*WHAT IS BEING ASKED*
Scan the data for "academy" and copy the lines it appears in.

## BEGIN AVAILABLE RECORDS

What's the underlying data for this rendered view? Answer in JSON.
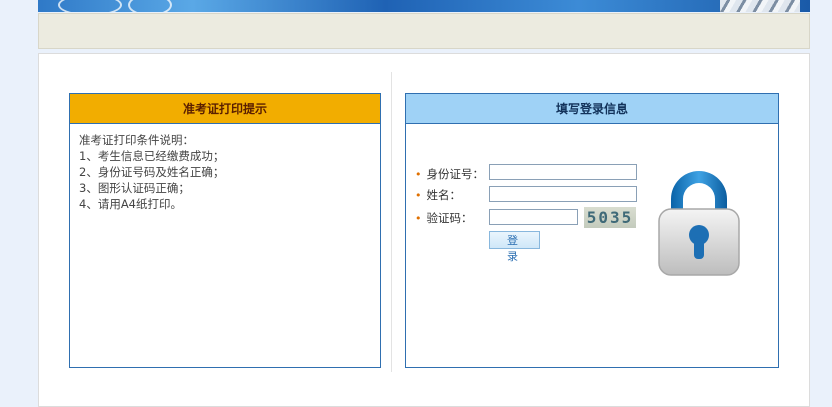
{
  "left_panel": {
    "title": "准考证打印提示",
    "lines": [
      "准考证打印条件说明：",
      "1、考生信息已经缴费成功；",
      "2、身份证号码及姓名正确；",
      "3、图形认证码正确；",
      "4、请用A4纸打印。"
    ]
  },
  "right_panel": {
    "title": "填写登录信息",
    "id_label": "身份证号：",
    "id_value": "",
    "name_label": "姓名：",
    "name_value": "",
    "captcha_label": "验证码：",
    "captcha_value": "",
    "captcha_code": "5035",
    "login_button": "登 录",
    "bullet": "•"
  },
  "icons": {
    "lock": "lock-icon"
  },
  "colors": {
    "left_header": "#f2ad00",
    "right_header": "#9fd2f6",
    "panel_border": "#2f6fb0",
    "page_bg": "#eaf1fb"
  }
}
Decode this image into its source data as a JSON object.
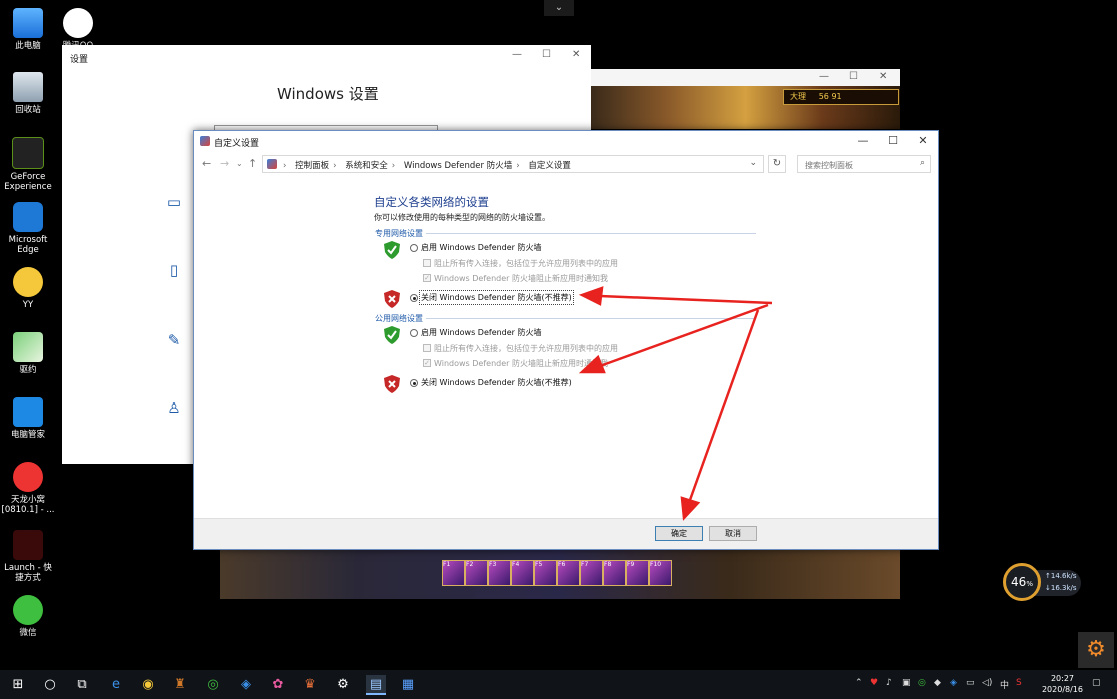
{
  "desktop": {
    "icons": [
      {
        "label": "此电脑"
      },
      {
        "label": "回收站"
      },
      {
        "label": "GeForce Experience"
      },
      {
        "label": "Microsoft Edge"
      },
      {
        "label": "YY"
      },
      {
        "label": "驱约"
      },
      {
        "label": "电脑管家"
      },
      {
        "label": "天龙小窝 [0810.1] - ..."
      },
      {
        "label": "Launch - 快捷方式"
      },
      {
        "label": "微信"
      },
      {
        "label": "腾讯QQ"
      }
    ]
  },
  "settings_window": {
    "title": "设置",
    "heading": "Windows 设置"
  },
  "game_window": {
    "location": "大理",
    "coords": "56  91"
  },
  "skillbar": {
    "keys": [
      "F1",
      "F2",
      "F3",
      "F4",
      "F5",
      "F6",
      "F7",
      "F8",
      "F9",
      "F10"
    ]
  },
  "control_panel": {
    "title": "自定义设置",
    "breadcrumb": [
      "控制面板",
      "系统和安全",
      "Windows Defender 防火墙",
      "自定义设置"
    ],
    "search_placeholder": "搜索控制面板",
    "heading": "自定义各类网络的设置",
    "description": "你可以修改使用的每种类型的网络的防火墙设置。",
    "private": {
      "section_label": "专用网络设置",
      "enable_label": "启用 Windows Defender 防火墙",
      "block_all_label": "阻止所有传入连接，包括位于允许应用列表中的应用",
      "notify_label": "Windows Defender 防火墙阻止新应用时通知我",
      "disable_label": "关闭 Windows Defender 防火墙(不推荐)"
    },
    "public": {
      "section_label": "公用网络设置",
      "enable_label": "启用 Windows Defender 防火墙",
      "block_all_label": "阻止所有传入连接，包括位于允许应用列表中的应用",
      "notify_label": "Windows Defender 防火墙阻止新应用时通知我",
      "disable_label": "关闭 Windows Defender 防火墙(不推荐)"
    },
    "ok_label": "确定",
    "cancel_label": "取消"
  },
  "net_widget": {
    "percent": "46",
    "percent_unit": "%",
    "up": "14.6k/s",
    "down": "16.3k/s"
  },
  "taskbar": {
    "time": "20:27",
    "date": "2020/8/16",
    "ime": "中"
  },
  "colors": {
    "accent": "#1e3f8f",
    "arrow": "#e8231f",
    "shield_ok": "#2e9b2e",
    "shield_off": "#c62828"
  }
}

## END AVAILABLE RECORDS
## BEGIN AVAILABLE RECORDS

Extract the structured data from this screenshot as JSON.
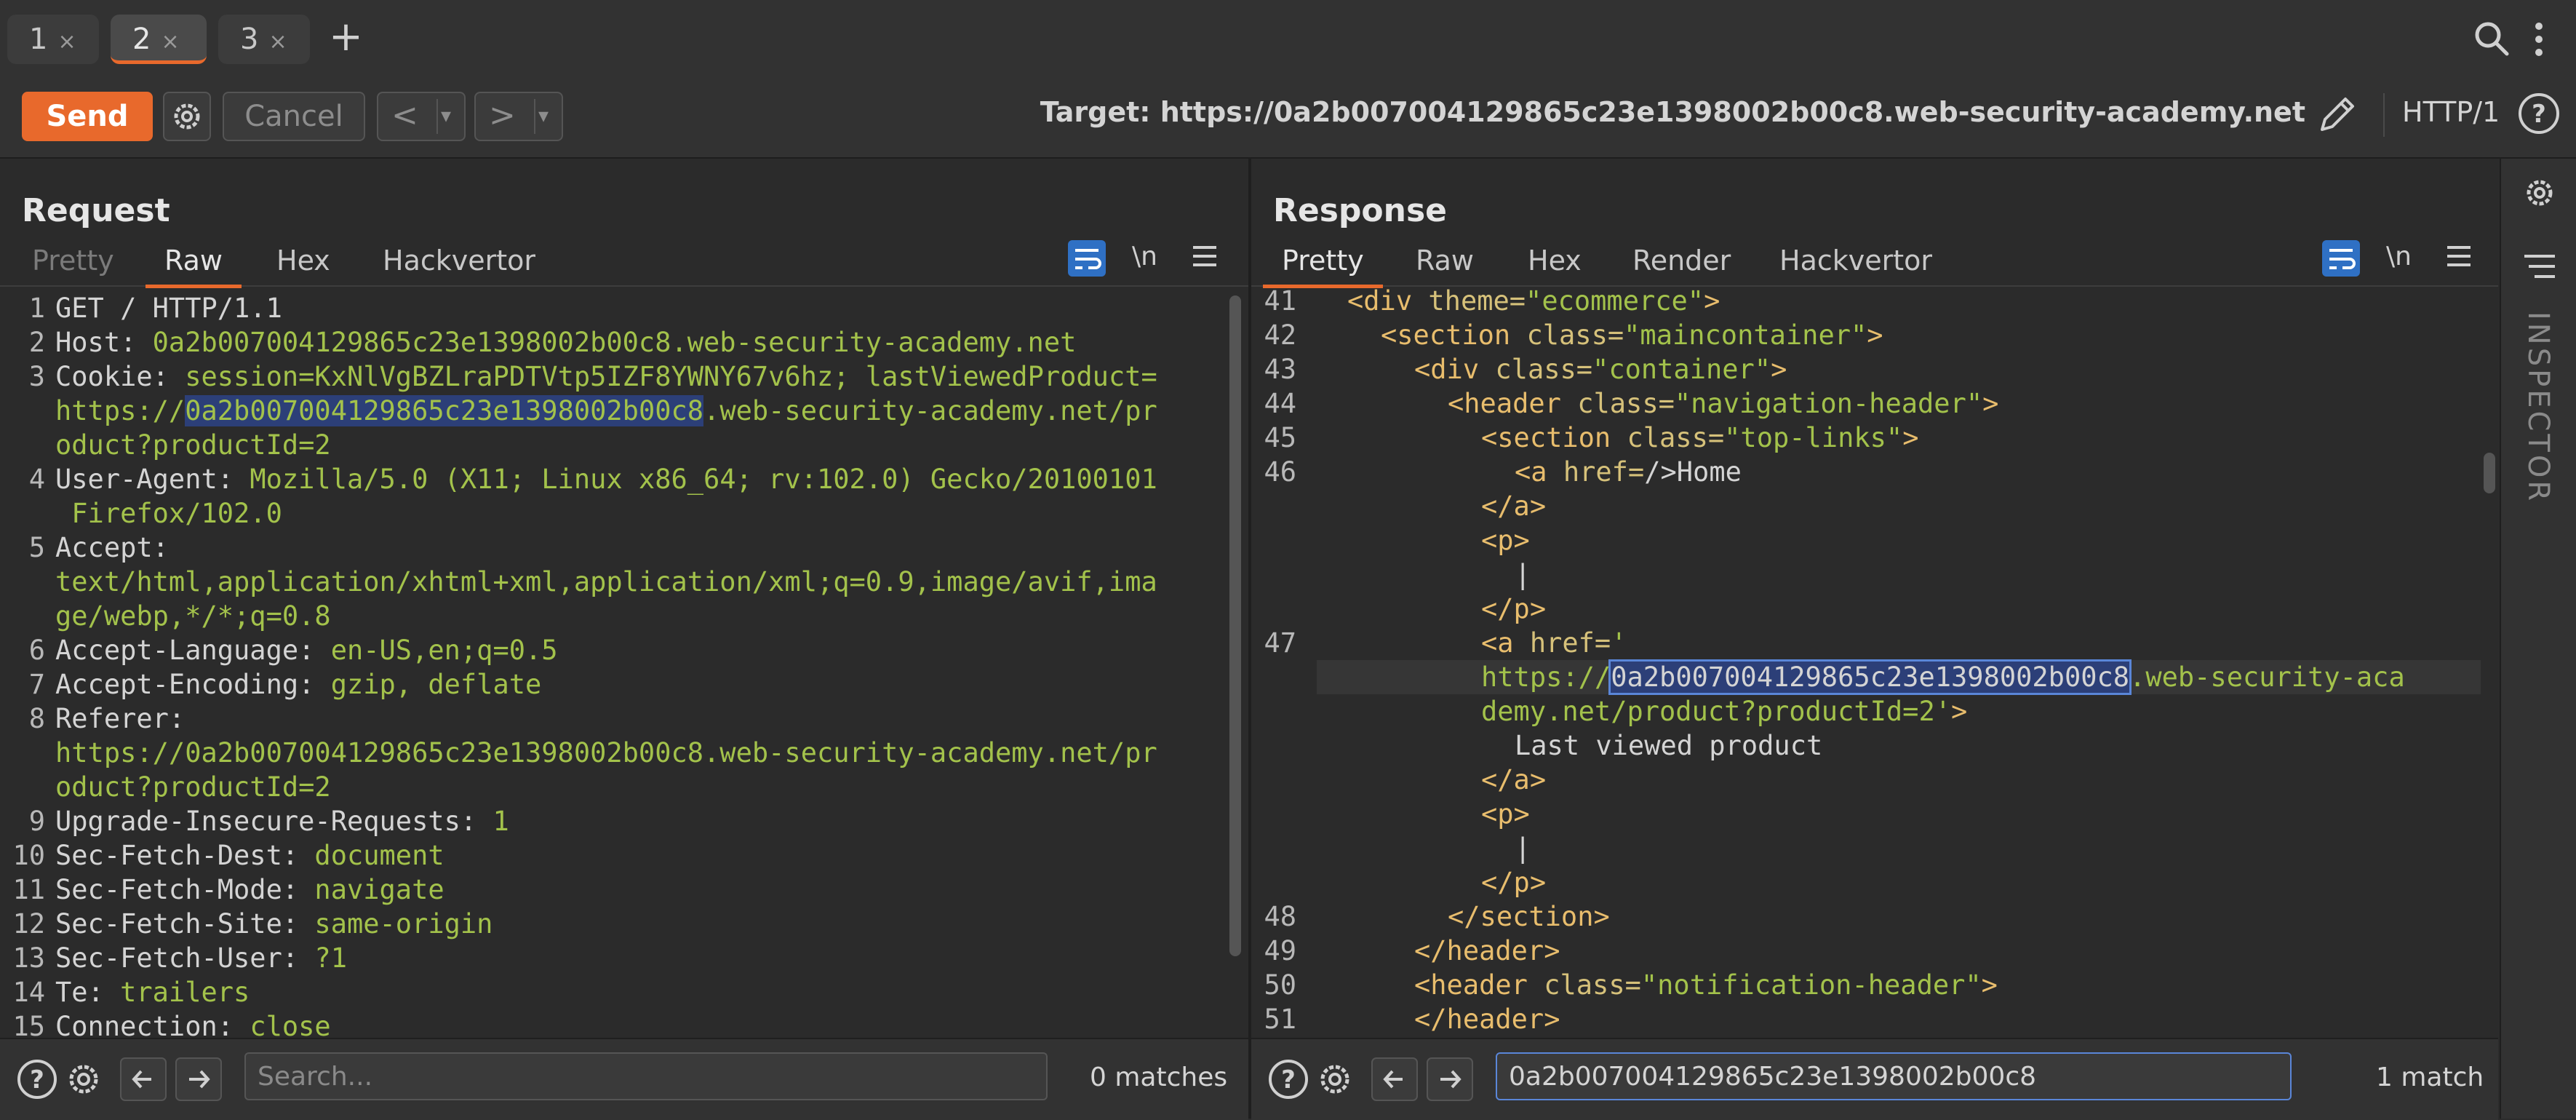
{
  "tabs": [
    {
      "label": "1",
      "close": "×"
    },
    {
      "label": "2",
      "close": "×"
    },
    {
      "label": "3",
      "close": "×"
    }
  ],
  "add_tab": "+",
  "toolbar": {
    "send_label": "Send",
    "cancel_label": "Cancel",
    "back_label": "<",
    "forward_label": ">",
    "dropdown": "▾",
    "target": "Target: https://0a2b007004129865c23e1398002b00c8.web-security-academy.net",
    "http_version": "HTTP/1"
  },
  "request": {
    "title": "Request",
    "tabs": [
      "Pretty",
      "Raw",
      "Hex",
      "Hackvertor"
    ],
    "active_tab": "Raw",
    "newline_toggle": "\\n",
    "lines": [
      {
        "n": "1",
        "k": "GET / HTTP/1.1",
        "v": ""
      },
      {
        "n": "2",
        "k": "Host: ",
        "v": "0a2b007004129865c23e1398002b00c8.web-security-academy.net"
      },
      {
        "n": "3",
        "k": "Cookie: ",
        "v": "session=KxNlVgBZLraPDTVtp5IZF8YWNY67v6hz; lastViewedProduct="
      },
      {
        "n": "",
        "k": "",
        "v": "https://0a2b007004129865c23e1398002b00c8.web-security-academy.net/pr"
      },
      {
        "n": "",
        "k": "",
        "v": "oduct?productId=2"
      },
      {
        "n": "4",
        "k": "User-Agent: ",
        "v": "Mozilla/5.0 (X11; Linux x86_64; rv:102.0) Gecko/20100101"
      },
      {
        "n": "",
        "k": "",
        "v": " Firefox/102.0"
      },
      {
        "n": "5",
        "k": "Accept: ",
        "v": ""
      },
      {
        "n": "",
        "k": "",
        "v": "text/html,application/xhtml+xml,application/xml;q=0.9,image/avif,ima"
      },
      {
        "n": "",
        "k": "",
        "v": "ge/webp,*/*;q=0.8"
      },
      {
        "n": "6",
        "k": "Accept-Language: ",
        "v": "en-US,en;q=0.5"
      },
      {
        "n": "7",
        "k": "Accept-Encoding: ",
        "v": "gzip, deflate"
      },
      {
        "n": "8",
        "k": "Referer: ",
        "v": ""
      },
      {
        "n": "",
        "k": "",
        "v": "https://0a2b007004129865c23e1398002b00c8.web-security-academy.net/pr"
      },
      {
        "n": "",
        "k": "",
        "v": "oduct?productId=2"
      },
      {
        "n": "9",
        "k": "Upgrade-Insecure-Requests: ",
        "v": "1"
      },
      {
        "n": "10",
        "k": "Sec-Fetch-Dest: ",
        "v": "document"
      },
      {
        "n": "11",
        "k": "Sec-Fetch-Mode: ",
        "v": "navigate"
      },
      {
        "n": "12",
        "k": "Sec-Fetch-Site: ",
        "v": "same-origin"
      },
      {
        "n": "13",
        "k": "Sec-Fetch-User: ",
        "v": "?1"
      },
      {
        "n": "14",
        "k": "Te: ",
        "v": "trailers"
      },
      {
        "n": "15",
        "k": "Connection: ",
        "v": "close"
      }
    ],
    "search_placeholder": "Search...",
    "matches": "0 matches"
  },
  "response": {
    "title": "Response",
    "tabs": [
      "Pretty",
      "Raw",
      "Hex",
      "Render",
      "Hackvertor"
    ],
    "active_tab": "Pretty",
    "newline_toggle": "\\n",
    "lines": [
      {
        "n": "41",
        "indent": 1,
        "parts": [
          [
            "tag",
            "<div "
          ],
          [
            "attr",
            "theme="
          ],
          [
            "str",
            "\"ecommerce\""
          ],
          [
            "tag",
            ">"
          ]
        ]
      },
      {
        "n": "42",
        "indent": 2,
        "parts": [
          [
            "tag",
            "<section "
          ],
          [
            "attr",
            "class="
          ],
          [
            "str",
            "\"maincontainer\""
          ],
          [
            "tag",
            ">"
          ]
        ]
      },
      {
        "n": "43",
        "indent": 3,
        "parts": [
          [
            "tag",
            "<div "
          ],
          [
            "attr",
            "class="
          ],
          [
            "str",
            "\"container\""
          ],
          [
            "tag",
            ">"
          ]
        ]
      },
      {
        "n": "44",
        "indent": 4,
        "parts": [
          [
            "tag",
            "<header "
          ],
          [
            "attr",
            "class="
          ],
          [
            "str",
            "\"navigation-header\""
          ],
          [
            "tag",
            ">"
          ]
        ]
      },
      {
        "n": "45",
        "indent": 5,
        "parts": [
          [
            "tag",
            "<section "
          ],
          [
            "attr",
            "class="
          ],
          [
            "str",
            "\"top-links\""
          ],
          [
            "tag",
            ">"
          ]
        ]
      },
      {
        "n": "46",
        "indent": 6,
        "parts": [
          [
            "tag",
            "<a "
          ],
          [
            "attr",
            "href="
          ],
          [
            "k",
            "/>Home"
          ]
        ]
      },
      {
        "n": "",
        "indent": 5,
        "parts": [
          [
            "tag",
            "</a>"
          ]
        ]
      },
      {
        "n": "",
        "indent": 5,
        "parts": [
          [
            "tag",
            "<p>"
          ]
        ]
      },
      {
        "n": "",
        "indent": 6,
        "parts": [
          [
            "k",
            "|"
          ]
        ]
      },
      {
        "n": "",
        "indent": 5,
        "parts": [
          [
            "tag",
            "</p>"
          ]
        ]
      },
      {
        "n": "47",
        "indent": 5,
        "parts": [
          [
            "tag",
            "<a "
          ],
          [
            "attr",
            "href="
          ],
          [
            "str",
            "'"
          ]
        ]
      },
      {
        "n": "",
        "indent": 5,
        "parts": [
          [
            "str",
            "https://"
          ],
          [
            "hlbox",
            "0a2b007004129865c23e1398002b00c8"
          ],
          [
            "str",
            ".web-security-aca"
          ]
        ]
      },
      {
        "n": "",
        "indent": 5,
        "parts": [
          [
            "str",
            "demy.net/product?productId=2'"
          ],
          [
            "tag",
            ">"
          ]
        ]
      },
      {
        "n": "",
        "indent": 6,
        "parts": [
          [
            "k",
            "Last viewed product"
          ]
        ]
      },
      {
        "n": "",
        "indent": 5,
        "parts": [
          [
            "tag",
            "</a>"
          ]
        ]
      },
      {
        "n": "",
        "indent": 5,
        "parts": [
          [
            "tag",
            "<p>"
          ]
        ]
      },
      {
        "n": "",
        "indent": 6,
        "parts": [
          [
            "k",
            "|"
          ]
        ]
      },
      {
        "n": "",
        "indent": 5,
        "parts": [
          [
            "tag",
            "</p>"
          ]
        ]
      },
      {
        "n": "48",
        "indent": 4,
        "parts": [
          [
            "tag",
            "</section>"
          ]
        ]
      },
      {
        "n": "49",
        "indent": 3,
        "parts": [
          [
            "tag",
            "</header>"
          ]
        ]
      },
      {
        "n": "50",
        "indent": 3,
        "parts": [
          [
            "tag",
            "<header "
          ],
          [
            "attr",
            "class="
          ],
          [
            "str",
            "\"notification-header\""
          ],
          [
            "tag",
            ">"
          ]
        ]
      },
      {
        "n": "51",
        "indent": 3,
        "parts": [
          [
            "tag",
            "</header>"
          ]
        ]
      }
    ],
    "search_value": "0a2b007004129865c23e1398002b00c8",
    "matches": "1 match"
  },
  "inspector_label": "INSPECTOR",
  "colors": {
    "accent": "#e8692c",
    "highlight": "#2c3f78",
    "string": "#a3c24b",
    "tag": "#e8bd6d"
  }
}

## END AVAILABLE RECORDS
## BEGIN AVAILABLE RECORDS

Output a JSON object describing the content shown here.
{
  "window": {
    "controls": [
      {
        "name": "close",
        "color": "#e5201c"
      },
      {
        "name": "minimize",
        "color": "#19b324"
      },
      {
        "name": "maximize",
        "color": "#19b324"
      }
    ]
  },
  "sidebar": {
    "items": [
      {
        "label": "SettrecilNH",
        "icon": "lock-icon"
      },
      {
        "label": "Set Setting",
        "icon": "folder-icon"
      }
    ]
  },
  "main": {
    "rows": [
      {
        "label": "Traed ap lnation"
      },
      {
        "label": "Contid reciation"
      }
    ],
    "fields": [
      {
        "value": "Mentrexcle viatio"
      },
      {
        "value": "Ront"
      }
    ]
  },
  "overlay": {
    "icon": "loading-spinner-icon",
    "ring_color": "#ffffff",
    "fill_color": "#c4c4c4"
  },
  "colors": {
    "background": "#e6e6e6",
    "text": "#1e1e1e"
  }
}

## END AVAILABLE RECORDS

*OUTPUT FOR THIS EXERCISE*
    "target": "Target: https://0a2b007004129865c23e1398002b00c8.web-security-academy.net",
        "v": "0a2b007004129865c23e1398002b00c8.web-security-academy.net"
        "v": "https://0a2b007004129865c23e1398002b00c8.web-security-academy.net/pr"
        "v": "https://0a2b007004129865c23e1398002b00c8.web-security-academy.net/pr"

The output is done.